#### TASK INSTRUCTIONS
Below are records. Copy every line with "calc" in it.

•••••

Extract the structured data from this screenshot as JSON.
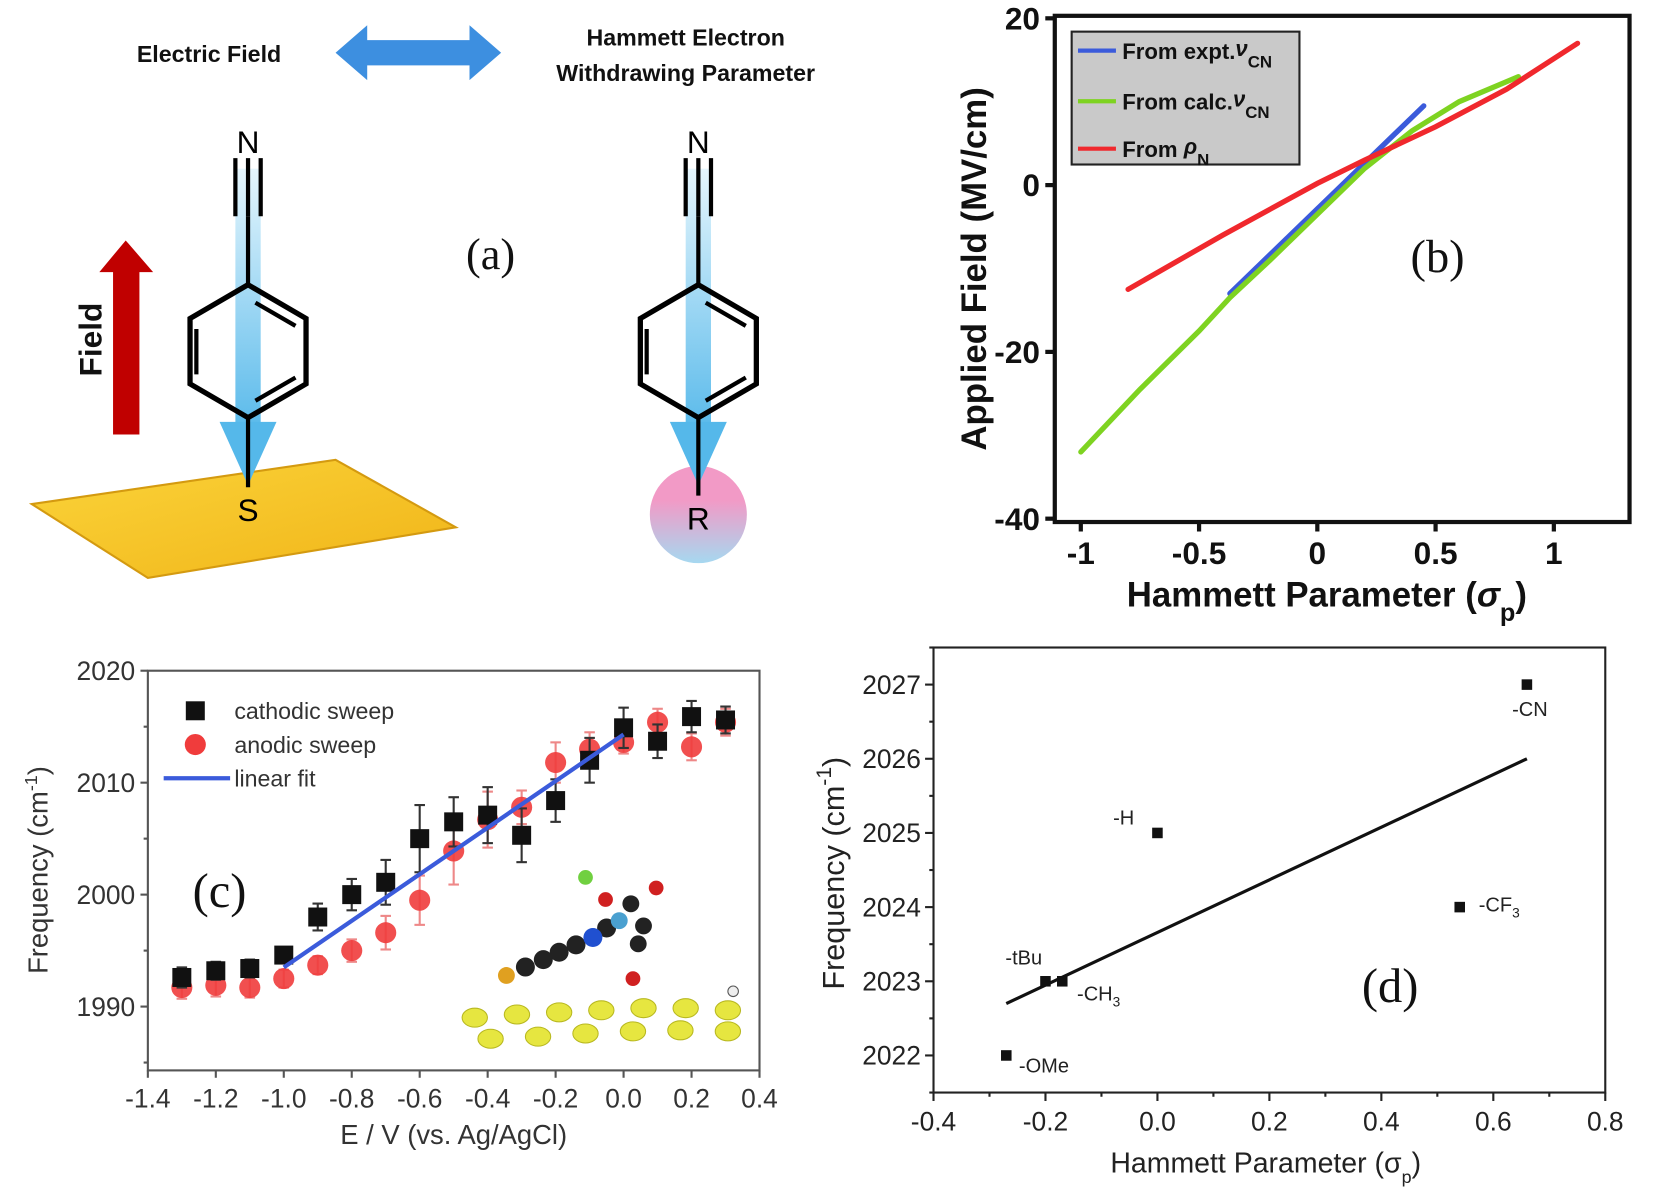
{
  "panel_a": {
    "label": "(a)",
    "left_caption": "Electric Field",
    "right_caption_line1": "Hammett Electron",
    "right_caption_line2": "Withdrawing Parameter",
    "field_label": "Field",
    "atom_n_left": "N",
    "atom_s": "S",
    "atom_n_right": "N",
    "atom_r": "R",
    "colors": {
      "double_arrow": "#3d8fe0",
      "field_arrow": "#c00000",
      "gold_surface": "#f5c518",
      "dipole_arrow": "#8fd0f0",
      "r_group_top": "#f29ac6",
      "r_group_bottom": "#a6d8f0"
    }
  },
  "chart_data": [
    {
      "id": "b",
      "type": "line",
      "panel_label": "(b)",
      "xlabel": "Hammett Parameter (σp)",
      "xlabel_main": "Hammett Parameter (",
      "xlabel_sym": "σ",
      "xlabel_sub": "p",
      "xlabel_end": ")",
      "ylabel": "Applied Field (MV/cm)",
      "xlim": [
        -1.11,
        1.32
      ],
      "ylim": [
        -40.4,
        20.3
      ],
      "xticks": [
        -1,
        -0.5,
        0,
        0.5,
        1
      ],
      "xtick_labels": [
        "-1",
        "-0.5",
        "0",
        "0.5",
        "1"
      ],
      "yticks": [
        20,
        0,
        -20,
        -40
      ],
      "ytick_labels": [
        "20",
        "0",
        "-20",
        "-40"
      ],
      "grid": false,
      "legend_position": "top-left",
      "series": [
        {
          "name": "From expt.νCN",
          "label_main": "From expt.",
          "label_sym": "ν",
          "label_sub": "CN",
          "color": "#3b5bdb",
          "points": [
            [
              -0.37,
              -13
            ],
            [
              0.45,
              9.5
            ]
          ]
        },
        {
          "name": "From calc.νCN",
          "label_main": "From calc.",
          "label_sym": "ν",
          "label_sub": "CN",
          "color": "#7ed321",
          "points": [
            [
              -1,
              -32
            ],
            [
              -0.75,
              -24.5
            ],
            [
              -0.5,
              -17.5
            ],
            [
              -0.37,
              -13.5
            ],
            [
              -0.2,
              -9
            ],
            [
              0,
              -3.5
            ],
            [
              0.2,
              2
            ],
            [
              0.4,
              6.5
            ],
            [
              0.6,
              10
            ],
            [
              0.85,
              13
            ]
          ]
        },
        {
          "name": "From ρN",
          "label_main": "From ",
          "label_sym": "ρ",
          "label_sub": "N",
          "color": "#f0282d",
          "points": [
            [
              -0.8,
              -12.5
            ],
            [
              -0.4,
              -6
            ],
            [
              0,
              0.2
            ],
            [
              0.2,
              3
            ],
            [
              0.5,
              7
            ],
            [
              0.8,
              11.5
            ],
            [
              1.1,
              17
            ]
          ]
        }
      ]
    },
    {
      "id": "c",
      "type": "scatter",
      "panel_label": "(c)",
      "xlabel": "E / V (vs. Ag/AgCl)",
      "ylabel": "Frequency (cm-1)",
      "ylabel_main": "Frequency (cm",
      "ylabel_sup": "-1",
      "ylabel_end": ")",
      "xlim": [
        -1.4,
        0.4
      ],
      "ylim": [
        1984.3,
        2020
      ],
      "xticks": [
        -1.4,
        -1.2,
        -1.0,
        -0.8,
        -0.6,
        -0.4,
        -0.2,
        0.0,
        0.2,
        0.4
      ],
      "xtick_labels": [
        "-1.4",
        "-1.2",
        "-1.0",
        "-0.8",
        "-0.6",
        "-0.4",
        "-0.2",
        "0.0",
        "0.2",
        "0.4"
      ],
      "yticks": [
        1990,
        2000,
        2010,
        2020
      ],
      "ytick_labels": [
        "1990",
        "2000",
        "2010",
        "2020"
      ],
      "grid": false,
      "legend_position": "top-left",
      "x": [
        -1.3,
        -1.2,
        -1.1,
        -1.0,
        -0.9,
        -0.8,
        -0.7,
        -0.6,
        -0.5,
        -0.4,
        -0.3,
        -0.2,
        -0.1,
        0.0,
        0.1,
        0.2,
        0.3
      ],
      "series": [
        {
          "name": "cathodic sweep",
          "marker": "square",
          "color": "#111111",
          "values": [
            1992.6,
            1993.2,
            1993.4,
            1994.6,
            1998.0,
            2000.0,
            2001.1,
            2005.0,
            2006.5,
            2007.1,
            2005.3,
            2008.4,
            2012.0,
            2014.9,
            2013.7,
            2015.9,
            2015.6
          ],
          "errors": [
            0.9,
            0.8,
            0.8,
            0.7,
            1.2,
            1.4,
            2.0,
            3.0,
            2.2,
            2.5,
            2.4,
            1.9,
            2.0,
            1.8,
            1.5,
            1.4,
            1.2
          ]
        },
        {
          "name": "anodic sweep",
          "marker": "circle",
          "color": "#f03c3c",
          "values": [
            1991.7,
            1991.9,
            1991.7,
            1992.5,
            1993.7,
            1995.0,
            1996.6,
            1999.5,
            2003.9,
            2006.7,
            2007.8,
            2011.8,
            2013.0,
            2013.6,
            2015.4,
            2013.2,
            2015.4
          ],
          "errors": [
            1.0,
            1.0,
            0.9,
            0.8,
            0.8,
            1.0,
            1.5,
            2.2,
            3.0,
            2.5,
            1.5,
            1.8,
            1.5,
            1.0,
            1.2,
            1.2,
            1.2
          ]
        },
        {
          "name": "linear fit",
          "type": "line",
          "color": "#3b5bdb",
          "points": [
            [
              -1.0,
              1993.5
            ],
            [
              0.0,
              2014.3
            ]
          ]
        }
      ]
    },
    {
      "id": "d",
      "type": "scatter",
      "panel_label": "(d)",
      "xlabel": "Hammett Parameter (σp)",
      "xlabel_main": "Hammett Parameter (",
      "xlabel_sym": "σ",
      "xlabel_sub": "p",
      "xlabel_end": ")",
      "ylabel": "Frequency (cm-1)",
      "ylabel_main": "Frequency (cm",
      "ylabel_sup": "-1",
      "ylabel_end": ")",
      "xlim": [
        -0.4,
        0.8
      ],
      "ylim": [
        2021.5,
        2027.5
      ],
      "xticks": [
        -0.4,
        -0.2,
        0.0,
        0.2,
        0.4,
        0.6,
        0.8
      ],
      "xtick_labels": [
        "-0.4",
        "-0.2",
        "0.0",
        "0.2",
        "0.4",
        "0.6",
        "0.8"
      ],
      "yticks": [
        2022,
        2023,
        2024,
        2025,
        2026,
        2027
      ],
      "ytick_labels": [
        "2022",
        "2023",
        "2024",
        "2025",
        "2026",
        "2027"
      ],
      "grid": false,
      "points": [
        {
          "label": "-CN",
          "label_main": "-CN",
          "label_sub": "",
          "x": 0.66,
          "y": 2027
        },
        {
          "label": "-H",
          "label_main": "-H",
          "label_sub": "",
          "x": 0.0,
          "y": 2025
        },
        {
          "label": "-CF3",
          "label_main": "-CF",
          "label_sub": "3",
          "x": 0.54,
          "y": 2024
        },
        {
          "label": "-tBu",
          "label_main": "-tBu",
          "label_sub": "",
          "x": -0.2,
          "y": 2023
        },
        {
          "label": "-CH3",
          "label_main": "-CH",
          "label_sub": "3",
          "x": -0.17,
          "y": 2023
        },
        {
          "label": "-OMe",
          "label_main": "-OMe",
          "label_sub": "",
          "x": -0.27,
          "y": 2022
        }
      ],
      "fit_line": [
        [
          -0.27,
          2022.7
        ],
        [
          0.66,
          2026.0
        ]
      ]
    }
  ]
}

•••••

#### RESULT OF THE EXERCISE
          "name": "From calc.νCN",
          "label_main": "From calc.",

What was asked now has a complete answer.